Task:
Please print the full listing exactly.

----------

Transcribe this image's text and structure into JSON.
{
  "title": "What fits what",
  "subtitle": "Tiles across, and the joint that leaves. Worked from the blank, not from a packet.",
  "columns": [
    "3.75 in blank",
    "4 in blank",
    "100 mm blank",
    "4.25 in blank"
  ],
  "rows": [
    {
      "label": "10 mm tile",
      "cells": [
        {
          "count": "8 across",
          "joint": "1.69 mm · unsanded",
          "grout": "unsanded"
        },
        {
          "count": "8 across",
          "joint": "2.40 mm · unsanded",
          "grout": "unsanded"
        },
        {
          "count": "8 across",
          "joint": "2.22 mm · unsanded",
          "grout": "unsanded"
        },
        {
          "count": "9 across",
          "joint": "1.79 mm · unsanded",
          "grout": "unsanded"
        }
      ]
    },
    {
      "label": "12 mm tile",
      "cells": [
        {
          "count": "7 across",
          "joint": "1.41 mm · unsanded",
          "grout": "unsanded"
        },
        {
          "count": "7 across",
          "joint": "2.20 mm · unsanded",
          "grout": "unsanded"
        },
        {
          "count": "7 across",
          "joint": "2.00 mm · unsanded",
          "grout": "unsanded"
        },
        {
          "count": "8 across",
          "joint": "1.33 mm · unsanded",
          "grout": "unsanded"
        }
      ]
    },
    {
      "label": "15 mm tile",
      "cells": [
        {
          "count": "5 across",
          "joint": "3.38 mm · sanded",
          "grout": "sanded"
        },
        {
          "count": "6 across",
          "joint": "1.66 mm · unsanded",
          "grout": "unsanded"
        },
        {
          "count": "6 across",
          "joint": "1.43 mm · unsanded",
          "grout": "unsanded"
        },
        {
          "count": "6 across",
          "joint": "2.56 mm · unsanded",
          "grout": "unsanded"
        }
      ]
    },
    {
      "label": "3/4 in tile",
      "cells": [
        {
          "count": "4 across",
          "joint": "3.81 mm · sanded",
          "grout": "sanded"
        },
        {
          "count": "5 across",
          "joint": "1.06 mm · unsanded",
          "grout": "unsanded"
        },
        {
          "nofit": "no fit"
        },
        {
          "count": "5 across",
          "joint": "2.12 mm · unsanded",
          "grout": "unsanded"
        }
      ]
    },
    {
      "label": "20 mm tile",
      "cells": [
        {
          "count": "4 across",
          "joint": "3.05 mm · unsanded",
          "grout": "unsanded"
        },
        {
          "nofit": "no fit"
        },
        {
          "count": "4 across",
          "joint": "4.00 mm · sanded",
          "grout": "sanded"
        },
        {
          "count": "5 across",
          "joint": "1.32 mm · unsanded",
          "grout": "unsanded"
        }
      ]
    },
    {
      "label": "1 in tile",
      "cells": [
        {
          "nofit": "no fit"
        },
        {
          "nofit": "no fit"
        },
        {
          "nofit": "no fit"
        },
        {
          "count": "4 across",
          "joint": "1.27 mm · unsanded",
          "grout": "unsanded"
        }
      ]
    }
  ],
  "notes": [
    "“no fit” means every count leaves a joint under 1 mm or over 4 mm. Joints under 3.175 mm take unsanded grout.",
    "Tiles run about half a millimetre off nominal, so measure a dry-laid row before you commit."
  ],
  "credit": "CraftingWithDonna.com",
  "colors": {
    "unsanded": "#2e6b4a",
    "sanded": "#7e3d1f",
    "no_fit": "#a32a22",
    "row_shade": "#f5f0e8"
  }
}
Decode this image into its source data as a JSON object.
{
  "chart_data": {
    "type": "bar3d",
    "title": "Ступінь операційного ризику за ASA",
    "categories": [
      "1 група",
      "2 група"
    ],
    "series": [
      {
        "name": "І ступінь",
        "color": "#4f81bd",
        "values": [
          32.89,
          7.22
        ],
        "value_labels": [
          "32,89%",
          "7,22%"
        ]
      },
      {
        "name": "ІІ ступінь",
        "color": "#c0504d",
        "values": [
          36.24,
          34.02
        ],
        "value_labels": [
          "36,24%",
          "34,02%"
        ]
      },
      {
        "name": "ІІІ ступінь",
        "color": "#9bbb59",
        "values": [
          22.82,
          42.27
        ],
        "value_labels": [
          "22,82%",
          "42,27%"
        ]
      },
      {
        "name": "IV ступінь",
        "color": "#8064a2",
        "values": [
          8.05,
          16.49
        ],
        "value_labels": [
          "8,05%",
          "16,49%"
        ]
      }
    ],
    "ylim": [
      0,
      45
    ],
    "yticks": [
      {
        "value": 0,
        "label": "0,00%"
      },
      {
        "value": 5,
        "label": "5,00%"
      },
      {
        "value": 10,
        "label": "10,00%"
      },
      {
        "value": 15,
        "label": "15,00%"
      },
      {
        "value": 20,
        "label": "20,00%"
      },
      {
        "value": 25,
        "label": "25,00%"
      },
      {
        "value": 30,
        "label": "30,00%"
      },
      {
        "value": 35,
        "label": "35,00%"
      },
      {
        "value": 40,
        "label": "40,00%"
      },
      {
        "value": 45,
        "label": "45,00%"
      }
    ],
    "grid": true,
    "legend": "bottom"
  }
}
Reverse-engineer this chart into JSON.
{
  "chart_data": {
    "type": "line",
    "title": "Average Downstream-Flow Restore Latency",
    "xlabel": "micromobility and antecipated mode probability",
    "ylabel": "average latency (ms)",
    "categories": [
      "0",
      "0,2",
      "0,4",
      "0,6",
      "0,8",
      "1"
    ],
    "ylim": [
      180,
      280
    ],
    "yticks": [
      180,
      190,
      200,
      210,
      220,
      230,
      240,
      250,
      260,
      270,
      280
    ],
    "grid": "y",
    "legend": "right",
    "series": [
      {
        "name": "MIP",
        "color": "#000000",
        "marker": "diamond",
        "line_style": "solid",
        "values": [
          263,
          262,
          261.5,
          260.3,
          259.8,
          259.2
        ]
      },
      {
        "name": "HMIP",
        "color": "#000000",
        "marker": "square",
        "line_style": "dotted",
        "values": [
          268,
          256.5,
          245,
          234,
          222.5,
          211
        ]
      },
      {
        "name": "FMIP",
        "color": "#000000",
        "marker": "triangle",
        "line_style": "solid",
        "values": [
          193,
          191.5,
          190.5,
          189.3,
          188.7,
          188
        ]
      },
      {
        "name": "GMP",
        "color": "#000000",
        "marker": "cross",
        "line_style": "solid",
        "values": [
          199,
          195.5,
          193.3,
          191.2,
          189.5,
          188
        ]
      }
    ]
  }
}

----------

Exercise solution:
Transcribe this image's text and structure into JSON.
{
  "title": "What fits what",
  "subtitle": "Tiles across, and the joint that leaves. Worked from the blank, not from a packet.",
  "columns": [
    "3.75 in blank",
    "4 in blank",
    "100 mm blank",
    "4.25 in blank"
  ],
  "rows": [
    {
      "label": "10 mm tile",
      "cells": [
        {
          "count": "8 across",
          "joint": "1.69 mm · unsanded",
          "grout": "unsanded"
        },
        {
          "count": "8 across",
          "joint": "2.40 mm · unsanded",
          "grout": "unsanded"
        },
        {
          "count": "8 across",
          "joint": "2.22 mm · unsanded",
          "grout": "unsanded"
        },
        {
          "count": "9 across",
          "joint": "1.79 mm · unsanded",
          "grout": "unsanded"
        }
      ]
    },
    {
      "label": "12 mm tile",
      "cells": [
        {
          "count": "7 across",
          "joint": "1.41 mm · unsanded",
          "grout": "unsanded"
        },
        {
          "count": "7 across",
          "joint": "2.20 mm · unsanded",
          "grout": "unsanded"
        },
        {
          "count": "7 across",
          "joint": "2.00 mm · unsanded",
          "grout": "unsanded"
        },
        {
          "count": "8 across",
          "joint": "1.33 mm · unsanded",
          "grout": "unsanded"
        }
      ]
    },
    {
      "label": "15 mm tile",
      "cells": [
        {
          "count": "5 across",
          "joint": "3.38 mm · sanded",
          "grout": "sanded"
        },
        {
          "count": "6 across",
          "joint": "1.66 mm · unsanded",
          "grout": "unsanded"
        },
        {
          "count": "6 across",
          "joint": "1.43 mm · unsanded",
          "grout": "unsanded"
        },
        {
          "count": "6 across",
          "joint": "2.56 mm · unsanded",
          "grout": "unsanded"
        }
      ]
    },
    {
      "label": "3/4 in tile",
      "cells": [
        {
          "count": "4 across",
          "joint": "3.81 mm · sanded",
          "grout": "sanded"
        },
        {
          "count": "5 across",
          "joint": "1.06 mm · unsanded",
          "grout": "unsanded"
        },
        {
          "nofit": "no fit"
        },
        {
          "count": "5 across",
          "joint": "2.12 mm · unsanded",
          "grout": "unsanded"
        }
      ]
    },
    {
      "label": "20 mm tile",
      "cells": [
        {
          "count": "4 across",
          "joint": "3.05 mm · unsanded",
          "grout": "unsanded"
        },
        {
          "nofit": "no fit"
        },
        {
          "count": "4 across",
          "joint": "4.00 mm · sanded",
          "grout": "sanded"
        },
        {
          "count": "5 across",
          "joint": "1.32 mm · unsanded",
          "grout": "unsanded"
        }
      ]
    },
    {
      "label": "1 in tile",
      "cells": [
        {
          "nofit": "no fit"
        },
        {
          "nofit": "no fit"
        },
        {
          "nofit": "no fit"
        },
        {
          "count": "4 across",
          "joint": "1.27 mm · unsanded",
          "grout": "unsanded"
        }
      ]
    }
  ],
  "notes": [
    "“no fit” means every count leaves a joint under 1 mm or over 4 mm. Joints under 3.175 mm take unsanded grout.",
    "Tiles run about half a millimetre off nominal, so measure a dry-laid row before you commit."
  ],
  "credit": "CraftingWithDonna.com",
  "colors": {
    "unsanded": "#2e6b4a",
    "sanded": "#7e3d1f",
    "no_fit": "#a32a22",
    "row_shade": "#f5f0e8"
  }
}
Decode this image into its source data as a JSON object.
{
  "chart_data": {
    "type": "bar3d",
    "title": "Ступінь операційного ризику за ASA",
    "categories": [
      "1 група",
      "2 група"
    ],
    "series": [
      {
        "name": "І ступінь",
        "color": "#4f81bd",
        "values": [
          32.89,
          7.22
        ],
        "value_labels": [
          "32,89%",
          "7,22%"
        ]
      },
      {
        "name": "ІІ ступінь",
        "color": "#c0504d",
        "values": [
          36.24,
          34.02
        ],
        "value_labels": [
          "36,24%",
          "34,02%"
        ]
      },
      {
        "name": "ІІІ ступінь",
        "color": "#9bbb59",
        "values": [
          22.82,
          42.27
        ],
        "value_labels": [
          "22,82%",
          "42,27%"
        ]
      },
      {
        "name": "IV ступінь",
        "color": "#8064a2",
        "values": [
          8.05,
          16.49
        ],
        "value_labels": [
          "8,05%",
          "16,49%"
        ]
      }
    ],
    "ylim": [
      0,
      45
    ],
    "yticks": [
      {
        "value": 0,
        "label": "0,00%"
      },
      {
        "value": 5,
        "label": "5,00%"
      },
      {
        "value": 10,
        "label": "10,00%"
      },
      {
        "value": 15,
        "label": "15,00%"
      },
      {
        "value": 20,
        "label": "20,00%"
      },
      {
        "value": 25,
        "label": "25,00%"
      },
      {
        "value": 30,
        "label": "30,00%"
      },
      {
        "value": 35,
        "label": "35,00%"
      },
      {
        "value": 40,
        "label": "40,00%"
      },
      {
        "value": 45,
        "label": "45,00%"
      }
    ],
    "grid": true,
    "legend": "bottom"
  }
}
Reverse-engineer this chart into JSON.
{
  "chart_data": {
    "type": "line",
    "title": "Average Downstream-Flow Restore Latency",
    "xlabel": "micromobility and antecipated mode probability",
    "ylabel": "average latency (ms)",
    "categories": [
      "0",
      "0,2",
      "0,4",
      "0,6",
      "0,8",
      "1"
    ],
    "ylim": [
      180,
      280
    ],
    "yticks": [
      180,
      190,
      200,
      210,
      220,
      230,
      240,
      250,
      260,
      270,
      280
    ],
    "grid": "y",
    "legend": "right",
    "series": [
      {
        "name": "MIP",
        "color": "#000000",
        "marker": "diamond",
        "line_style": "solid",
        "values": [
          263,
          262,
          261.5,
          260.3,
          259.8,
          259.2
        ]
      },
      {
        "name": "HMIP",
        "color": "#000000",
        "marker": "square",
        "line_style": "dotted",
        "values": [
          268,
          256.5,
          245,
          234,
          222.5,
          211
        ]
      },
      {
        "name": "FMIP",
        "color": "#000000",
        "marker": "triangle",
        "line_style": "solid",
        "values": [
          193,
          191.5,
          190.5,
          189.3,
          188.7,
          188
        ]
      },
      {
        "name": "GMP",
        "color": "#000000",
        "marker": "cross",
        "line_style": "solid",
        "values": [
          199,
          195.5,
          193.3,
          191.2,
          189.5,
          188
        ]
      }
    ]
  }
}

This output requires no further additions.